## TASK STATEMENT
Exclude the pictures, then repeat the remaining data exactly.

[Start]

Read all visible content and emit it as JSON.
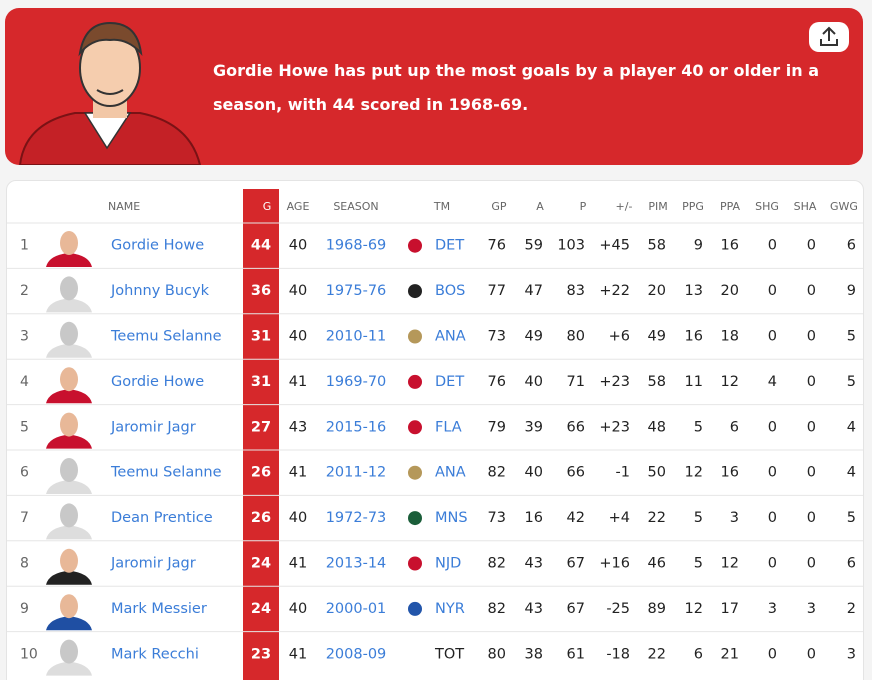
{
  "banner": {
    "headline_lines": [
      "Gordie Howe has put up the most goals by a player 40 or older in a",
      "season, with 44 scored in 1968-69."
    ]
  },
  "table": {
    "headers": [
      "NAME",
      "G",
      "AGE",
      "SEASON",
      "TM",
      "GP",
      "A",
      "P",
      "+/-",
      "PIM",
      "PPG",
      "PPA",
      "SHG",
      "SHA",
      "GWG"
    ],
    "rows": [
      [
        1,
        "Gordie Howe",
        44,
        40,
        "1968-69",
        "DET",
        76,
        59,
        103,
        "+45",
        58,
        9,
        16,
        0,
        0,
        6
      ],
      [
        2,
        "Johnny Bucyk",
        36,
        40,
        "1975-76",
        "BOS",
        77,
        47,
        83,
        "+22",
        20,
        13,
        20,
        0,
        0,
        9
      ],
      [
        3,
        "Teemu Selanne",
        31,
        40,
        "2010-11",
        "ANA",
        73,
        49,
        80,
        "+6",
        49,
        16,
        18,
        0,
        0,
        5
      ],
      [
        4,
        "Gordie Howe",
        31,
        41,
        "1969-70",
        "DET",
        76,
        40,
        71,
        "+23",
        58,
        11,
        12,
        4,
        0,
        5
      ],
      [
        5,
        "Jaromir Jagr",
        27,
        43,
        "2015-16",
        "FLA",
        79,
        39,
        66,
        "+23",
        48,
        5,
        6,
        0,
        0,
        4
      ],
      [
        6,
        "Teemu Selanne",
        26,
        41,
        "2011-12",
        "ANA",
        82,
        40,
        66,
        "-1",
        50,
        12,
        16,
        0,
        0,
        4
      ],
      [
        7,
        "Dean Prentice",
        26,
        40,
        "1972-73",
        "MNS",
        73,
        16,
        42,
        "+4",
        22,
        5,
        3,
        0,
        0,
        5
      ],
      [
        8,
        "Jaromir Jagr",
        24,
        41,
        "2013-14",
        "NJD",
        82,
        43,
        67,
        "+16",
        46,
        5,
        12,
        0,
        0,
        6
      ],
      [
        9,
        "Mark Messier",
        24,
        40,
        "2000-01",
        "NYR",
        82,
        43,
        67,
        "-25",
        89,
        12,
        17,
        3,
        3,
        2
      ],
      [
        10,
        "Mark Recchi",
        23,
        41,
        "2008-09",
        "TOT",
        80,
        38,
        61,
        "-18",
        22,
        6,
        21,
        0,
        0,
        3
      ]
    ]
  }
}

[End]

## OUTPUT OF THE EXERCISE
Read all visible content and emit it as JSON.
{
  "banner": {
    "headline_lines": [
      "Gordie Howe has put up the most goals by a player 40 or older in a",
      "season, with 44 scored in 1968-69."
    ]
  },
  "table": {
    "headers": [
      "NAME",
      "G",
      "AGE",
      "SEASON",
      "TM",
      "GP",
      "A",
      "P",
      "+/-",
      "PIM",
      "PPG",
      "PPA",
      "SHG",
      "SHA",
      "GWG"
    ],
    "rows": [
      [
        1,
        "Gordie Howe",
        44,
        40,
        "1968-69",
        "DET",
        76,
        59,
        103,
        "+45",
        58,
        9,
        16,
        0,
        0,
        6
      ],
      [
        2,
        "Johnny Bucyk",
        36,
        40,
        "1975-76",
        "BOS",
        77,
        47,
        83,
        "+22",
        20,
        13,
        20,
        0,
        0,
        9
      ],
      [
        3,
        "Teemu Selanne",
        31,
        40,
        "2010-11",
        "ANA",
        73,
        49,
        80,
        "+6",
        49,
        16,
        18,
        0,
        0,
        5
      ],
      [
        4,
        "Gordie Howe",
        31,
        41,
        "1969-70",
        "DET",
        76,
        40,
        71,
        "+23",
        58,
        11,
        12,
        4,
        0,
        5
      ],
      [
        5,
        "Jaromir Jagr",
        27,
        43,
        "2015-16",
        "FLA",
        79,
        39,
        66,
        "+23",
        48,
        5,
        6,
        0,
        0,
        4
      ],
      [
        6,
        "Teemu Selanne",
        26,
        41,
        "2011-12",
        "ANA",
        82,
        40,
        66,
        "-1",
        50,
        12,
        16,
        0,
        0,
        4
      ],
      [
        7,
        "Dean Prentice",
        26,
        40,
        "1972-73",
        "MNS",
        73,
        16,
        42,
        "+4",
        22,
        5,
        3,
        0,
        0,
        5
      ],
      [
        8,
        "Jaromir Jagr",
        24,
        41,
        "2013-14",
        "NJD",
        82,
        43,
        67,
        "+16",
        46,
        5,
        12,
        0,
        0,
        6
      ],
      [
        9,
        "Mark Messier",
        24,
        40,
        "2000-01",
        "NYR",
        82,
        43,
        67,
        "-25",
        89,
        12,
        17,
        3,
        3,
        2
      ],
      [
        10,
        "Mark Recchi",
        23,
        41,
        "2008-09",
        "TOT",
        80,
        38,
        61,
        "-18",
        22,
        6,
        21,
        0,
        0,
        3
      ]
    ]
  }
}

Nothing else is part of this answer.